Stored records:
============================================================

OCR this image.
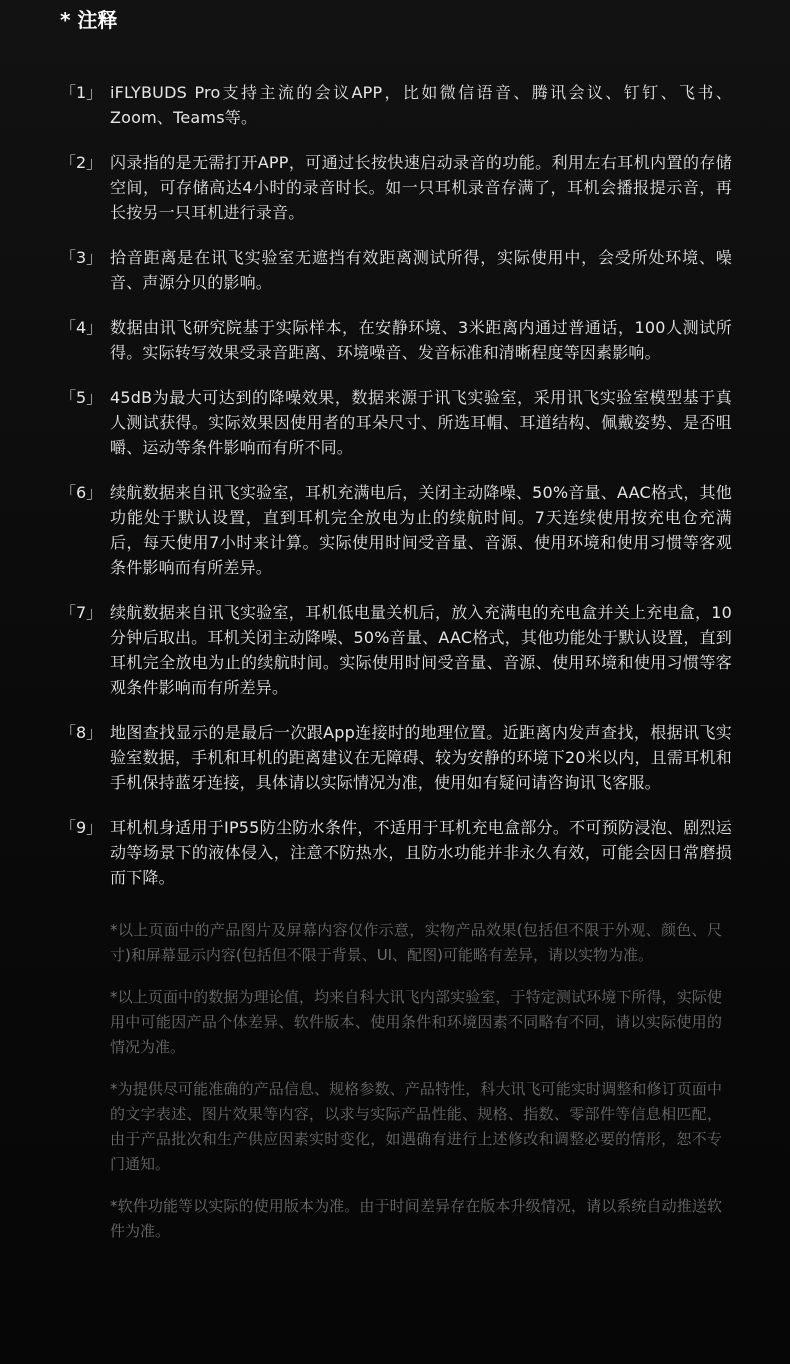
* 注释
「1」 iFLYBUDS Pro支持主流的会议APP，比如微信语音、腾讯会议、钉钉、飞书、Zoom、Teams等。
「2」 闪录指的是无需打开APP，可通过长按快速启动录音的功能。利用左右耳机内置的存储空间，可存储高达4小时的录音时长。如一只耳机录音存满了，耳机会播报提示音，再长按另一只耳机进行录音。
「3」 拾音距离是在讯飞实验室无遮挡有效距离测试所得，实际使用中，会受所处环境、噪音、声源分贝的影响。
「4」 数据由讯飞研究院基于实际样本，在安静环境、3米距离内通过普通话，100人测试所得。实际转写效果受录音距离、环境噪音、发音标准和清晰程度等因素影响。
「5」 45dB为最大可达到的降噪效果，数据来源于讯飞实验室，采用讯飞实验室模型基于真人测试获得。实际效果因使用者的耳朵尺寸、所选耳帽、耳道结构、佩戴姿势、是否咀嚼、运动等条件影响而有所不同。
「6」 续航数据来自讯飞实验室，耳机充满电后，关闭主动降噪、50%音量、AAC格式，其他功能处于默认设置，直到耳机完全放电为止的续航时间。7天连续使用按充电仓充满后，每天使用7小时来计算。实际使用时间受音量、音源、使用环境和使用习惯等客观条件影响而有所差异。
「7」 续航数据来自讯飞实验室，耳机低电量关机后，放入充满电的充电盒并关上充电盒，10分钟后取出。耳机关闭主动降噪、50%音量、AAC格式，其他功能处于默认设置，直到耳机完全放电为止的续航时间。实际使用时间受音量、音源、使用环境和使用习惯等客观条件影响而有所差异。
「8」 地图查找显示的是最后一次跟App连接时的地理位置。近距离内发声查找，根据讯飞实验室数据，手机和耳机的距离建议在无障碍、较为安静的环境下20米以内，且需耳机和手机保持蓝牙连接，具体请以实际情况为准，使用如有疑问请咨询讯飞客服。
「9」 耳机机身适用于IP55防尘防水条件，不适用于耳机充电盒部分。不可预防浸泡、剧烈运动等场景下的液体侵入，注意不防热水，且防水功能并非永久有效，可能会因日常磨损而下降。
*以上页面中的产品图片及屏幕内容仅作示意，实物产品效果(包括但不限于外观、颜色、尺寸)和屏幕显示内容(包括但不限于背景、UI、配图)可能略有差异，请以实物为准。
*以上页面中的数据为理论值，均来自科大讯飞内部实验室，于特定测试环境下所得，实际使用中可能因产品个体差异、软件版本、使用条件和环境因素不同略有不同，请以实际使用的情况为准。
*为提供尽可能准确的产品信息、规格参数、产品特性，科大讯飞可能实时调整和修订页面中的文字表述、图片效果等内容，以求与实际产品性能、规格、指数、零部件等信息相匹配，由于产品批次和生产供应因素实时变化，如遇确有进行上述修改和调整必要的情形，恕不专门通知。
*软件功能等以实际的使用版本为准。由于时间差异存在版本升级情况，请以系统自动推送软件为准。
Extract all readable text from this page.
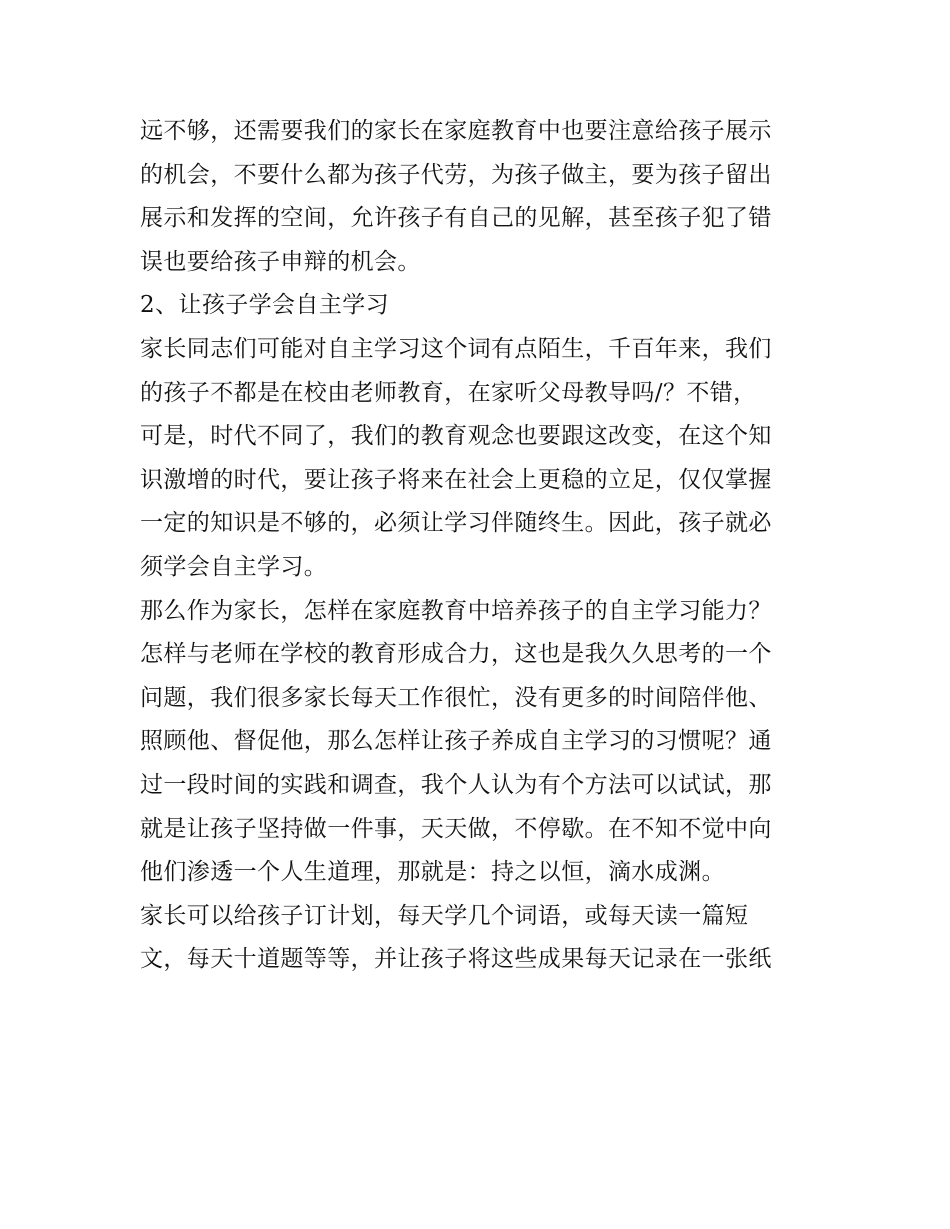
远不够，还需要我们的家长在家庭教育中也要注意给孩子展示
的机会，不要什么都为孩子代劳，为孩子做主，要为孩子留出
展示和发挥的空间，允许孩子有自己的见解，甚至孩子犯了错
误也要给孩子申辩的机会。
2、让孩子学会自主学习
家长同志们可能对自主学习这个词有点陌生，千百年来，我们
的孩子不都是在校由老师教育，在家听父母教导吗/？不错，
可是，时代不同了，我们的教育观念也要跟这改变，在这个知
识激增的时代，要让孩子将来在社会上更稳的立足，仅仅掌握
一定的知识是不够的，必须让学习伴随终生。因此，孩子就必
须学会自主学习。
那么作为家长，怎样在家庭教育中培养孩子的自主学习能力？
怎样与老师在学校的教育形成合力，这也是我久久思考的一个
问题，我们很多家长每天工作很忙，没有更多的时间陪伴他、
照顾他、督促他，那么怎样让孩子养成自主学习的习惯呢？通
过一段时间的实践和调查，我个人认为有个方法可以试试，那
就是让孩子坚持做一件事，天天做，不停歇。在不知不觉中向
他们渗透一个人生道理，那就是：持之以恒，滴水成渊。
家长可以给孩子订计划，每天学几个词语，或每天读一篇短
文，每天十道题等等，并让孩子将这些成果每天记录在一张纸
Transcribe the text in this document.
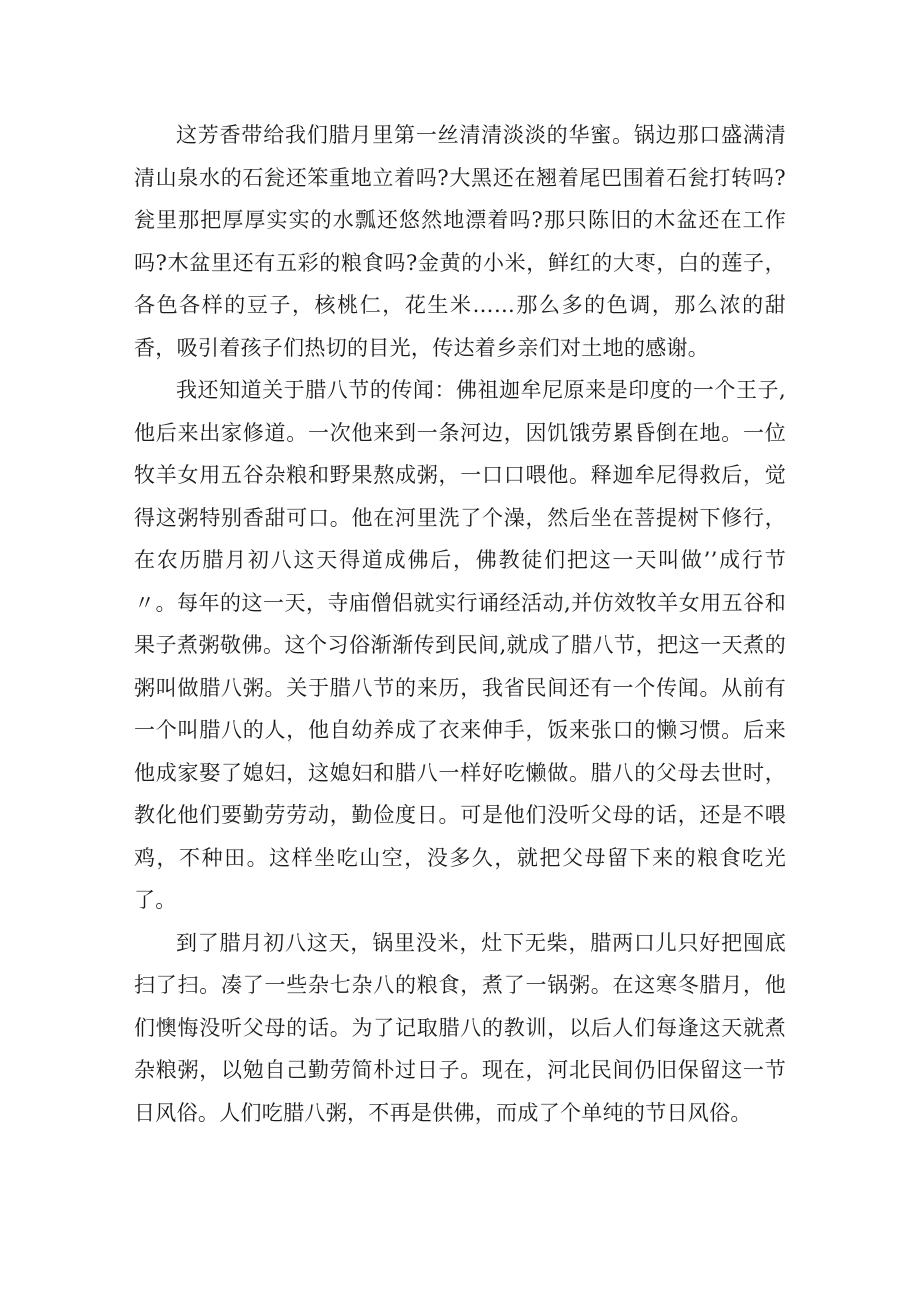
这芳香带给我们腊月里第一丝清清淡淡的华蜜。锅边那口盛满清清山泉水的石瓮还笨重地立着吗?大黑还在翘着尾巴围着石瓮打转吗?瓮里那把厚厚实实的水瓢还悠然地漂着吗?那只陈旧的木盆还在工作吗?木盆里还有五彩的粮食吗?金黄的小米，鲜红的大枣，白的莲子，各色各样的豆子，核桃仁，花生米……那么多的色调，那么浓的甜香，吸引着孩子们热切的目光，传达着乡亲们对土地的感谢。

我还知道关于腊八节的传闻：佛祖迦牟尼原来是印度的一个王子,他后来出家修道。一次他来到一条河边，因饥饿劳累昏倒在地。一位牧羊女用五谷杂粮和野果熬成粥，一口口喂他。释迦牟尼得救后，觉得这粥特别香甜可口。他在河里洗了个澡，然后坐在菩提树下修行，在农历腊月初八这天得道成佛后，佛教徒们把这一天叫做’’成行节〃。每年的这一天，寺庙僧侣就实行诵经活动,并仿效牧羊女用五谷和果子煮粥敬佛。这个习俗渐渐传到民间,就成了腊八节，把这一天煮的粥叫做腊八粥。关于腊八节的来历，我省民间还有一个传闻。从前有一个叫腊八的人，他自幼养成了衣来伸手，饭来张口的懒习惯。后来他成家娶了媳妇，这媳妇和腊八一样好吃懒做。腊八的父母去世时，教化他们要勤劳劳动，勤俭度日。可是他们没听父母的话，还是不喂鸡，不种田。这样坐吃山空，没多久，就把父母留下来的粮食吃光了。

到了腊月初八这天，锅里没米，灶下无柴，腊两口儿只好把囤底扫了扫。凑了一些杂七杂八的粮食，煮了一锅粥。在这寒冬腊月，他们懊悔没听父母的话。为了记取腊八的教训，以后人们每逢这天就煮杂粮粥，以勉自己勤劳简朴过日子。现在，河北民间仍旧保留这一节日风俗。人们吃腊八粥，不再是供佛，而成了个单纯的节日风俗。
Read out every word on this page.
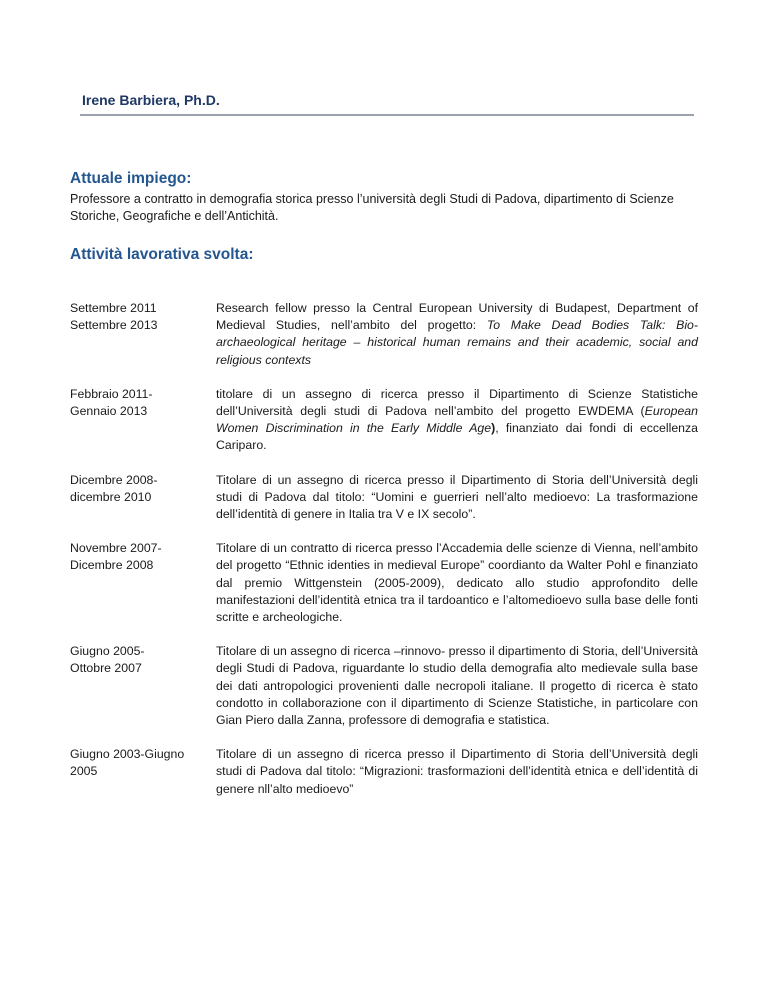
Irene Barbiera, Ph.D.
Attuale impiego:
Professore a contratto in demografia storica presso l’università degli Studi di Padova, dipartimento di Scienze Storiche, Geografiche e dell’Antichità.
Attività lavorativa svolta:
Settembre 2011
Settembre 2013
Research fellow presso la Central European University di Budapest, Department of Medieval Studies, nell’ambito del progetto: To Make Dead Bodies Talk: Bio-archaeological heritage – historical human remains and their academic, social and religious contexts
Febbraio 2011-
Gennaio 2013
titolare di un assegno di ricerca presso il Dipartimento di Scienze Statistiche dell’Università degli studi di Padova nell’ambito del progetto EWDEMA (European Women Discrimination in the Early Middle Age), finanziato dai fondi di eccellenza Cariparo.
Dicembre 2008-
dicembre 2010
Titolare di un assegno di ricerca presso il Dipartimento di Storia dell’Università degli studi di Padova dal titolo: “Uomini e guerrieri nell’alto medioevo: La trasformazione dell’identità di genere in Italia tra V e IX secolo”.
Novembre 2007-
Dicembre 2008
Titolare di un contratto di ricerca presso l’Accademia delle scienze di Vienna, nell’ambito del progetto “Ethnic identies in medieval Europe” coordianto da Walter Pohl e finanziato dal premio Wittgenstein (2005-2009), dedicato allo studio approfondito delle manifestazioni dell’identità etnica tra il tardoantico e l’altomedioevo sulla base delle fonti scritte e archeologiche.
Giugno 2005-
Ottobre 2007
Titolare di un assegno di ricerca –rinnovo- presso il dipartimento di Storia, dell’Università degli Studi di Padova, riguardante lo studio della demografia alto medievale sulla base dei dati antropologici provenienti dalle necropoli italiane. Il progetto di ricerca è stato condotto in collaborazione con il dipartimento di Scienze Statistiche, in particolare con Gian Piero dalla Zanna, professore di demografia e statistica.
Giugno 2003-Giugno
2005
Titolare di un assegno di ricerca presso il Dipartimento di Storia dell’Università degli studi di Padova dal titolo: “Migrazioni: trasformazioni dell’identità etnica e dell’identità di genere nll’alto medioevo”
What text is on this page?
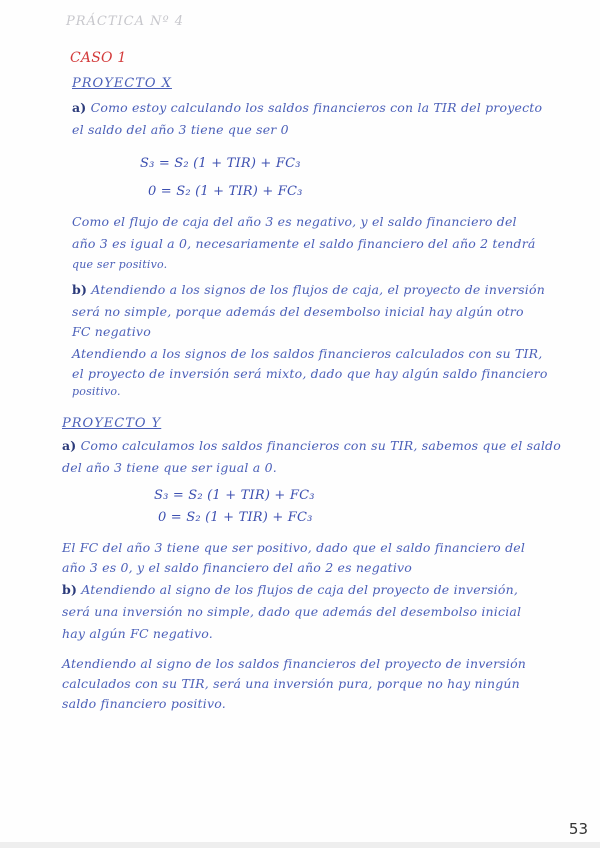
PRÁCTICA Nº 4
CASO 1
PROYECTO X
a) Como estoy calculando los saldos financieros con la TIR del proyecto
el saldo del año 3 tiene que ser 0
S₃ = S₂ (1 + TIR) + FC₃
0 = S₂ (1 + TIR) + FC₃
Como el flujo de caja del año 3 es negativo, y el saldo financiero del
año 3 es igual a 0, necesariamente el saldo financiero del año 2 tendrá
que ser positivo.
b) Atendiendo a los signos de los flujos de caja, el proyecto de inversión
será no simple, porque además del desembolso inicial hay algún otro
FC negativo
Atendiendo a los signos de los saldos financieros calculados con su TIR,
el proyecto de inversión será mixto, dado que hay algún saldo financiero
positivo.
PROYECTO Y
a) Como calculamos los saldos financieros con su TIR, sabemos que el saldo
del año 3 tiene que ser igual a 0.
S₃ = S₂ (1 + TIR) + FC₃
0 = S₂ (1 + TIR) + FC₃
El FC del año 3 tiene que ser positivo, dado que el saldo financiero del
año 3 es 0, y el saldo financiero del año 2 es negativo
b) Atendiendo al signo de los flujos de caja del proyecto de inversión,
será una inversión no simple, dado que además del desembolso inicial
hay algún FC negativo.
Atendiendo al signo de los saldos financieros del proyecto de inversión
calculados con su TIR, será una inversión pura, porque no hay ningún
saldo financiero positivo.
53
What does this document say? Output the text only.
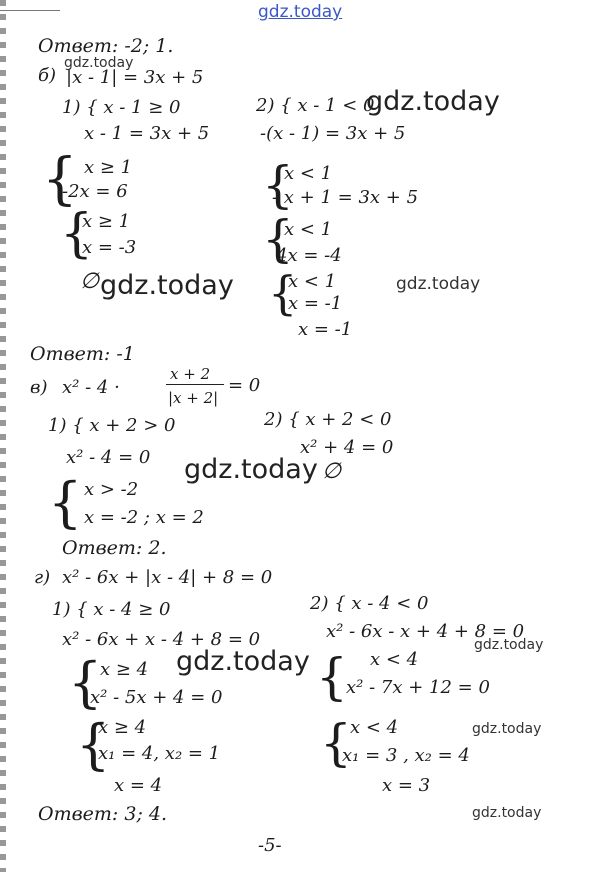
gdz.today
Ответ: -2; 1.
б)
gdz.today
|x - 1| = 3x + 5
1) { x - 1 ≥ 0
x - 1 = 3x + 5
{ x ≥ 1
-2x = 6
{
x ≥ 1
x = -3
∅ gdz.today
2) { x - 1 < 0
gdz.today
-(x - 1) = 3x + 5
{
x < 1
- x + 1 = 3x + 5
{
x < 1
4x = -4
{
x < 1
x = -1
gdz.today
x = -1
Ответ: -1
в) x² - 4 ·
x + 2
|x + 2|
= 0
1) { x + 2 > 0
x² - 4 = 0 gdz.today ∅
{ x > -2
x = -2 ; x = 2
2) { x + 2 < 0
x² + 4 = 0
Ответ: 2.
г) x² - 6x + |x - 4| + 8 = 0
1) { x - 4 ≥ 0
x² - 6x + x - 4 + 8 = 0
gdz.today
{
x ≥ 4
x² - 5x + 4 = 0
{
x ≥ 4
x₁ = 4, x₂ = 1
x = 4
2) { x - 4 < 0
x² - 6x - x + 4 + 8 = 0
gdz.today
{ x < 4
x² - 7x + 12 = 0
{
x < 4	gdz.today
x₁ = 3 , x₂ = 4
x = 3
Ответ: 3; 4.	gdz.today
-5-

============================================================

Set down nothing but the lines from the one containing "What does this" to the final line above, both included, with every picture left out.

What does this document say? Output the text only.
gdz.today
Ответ: -2; 1.
б)
gdz.today
|x - 1| = 3x + 5
1) { x - 1 ≥ 0
x - 1 = 3x + 5
{ x ≥ 1
-2x = 6
{
x ≥ 1
x = -3
∅ gdz.today
2) { x - 1 < 0
gdz.today
-(x - 1) = 3x + 5
{
x < 1
- x + 1 = 3x + 5
{
x < 1
4x = -4
{
x < 1
x = -1
gdz.today
x = -1
Ответ: -1
в) x² - 4 ·
x + 2
|x + 2|
= 0
1) { x + 2 > 0
x² - 4 = 0 gdz.today ∅
{ x > -2
x = -2 ; x = 2
2) { x + 2 < 0
x² + 4 = 0
Ответ: 2.
г) x² - 6x + |x - 4| + 8 = 0
1) { x - 4 ≥ 0
x² - 6x + x - 4 + 8 = 0
gdz.today
{
x ≥ 4
x² - 5x + 4 = 0
{
x ≥ 4
x₁ = 4, x₂ = 1
x = 4
2) { x - 4 < 0
x² - 6x - x + 4 + 8 = 0
gdz.today
{ x < 4
x² - 7x + 12 = 0
{
x < 4	gdz.today
x₁ = 3 , x₂ = 4
x = 3
Ответ: 3; 4.	gdz.today
-5-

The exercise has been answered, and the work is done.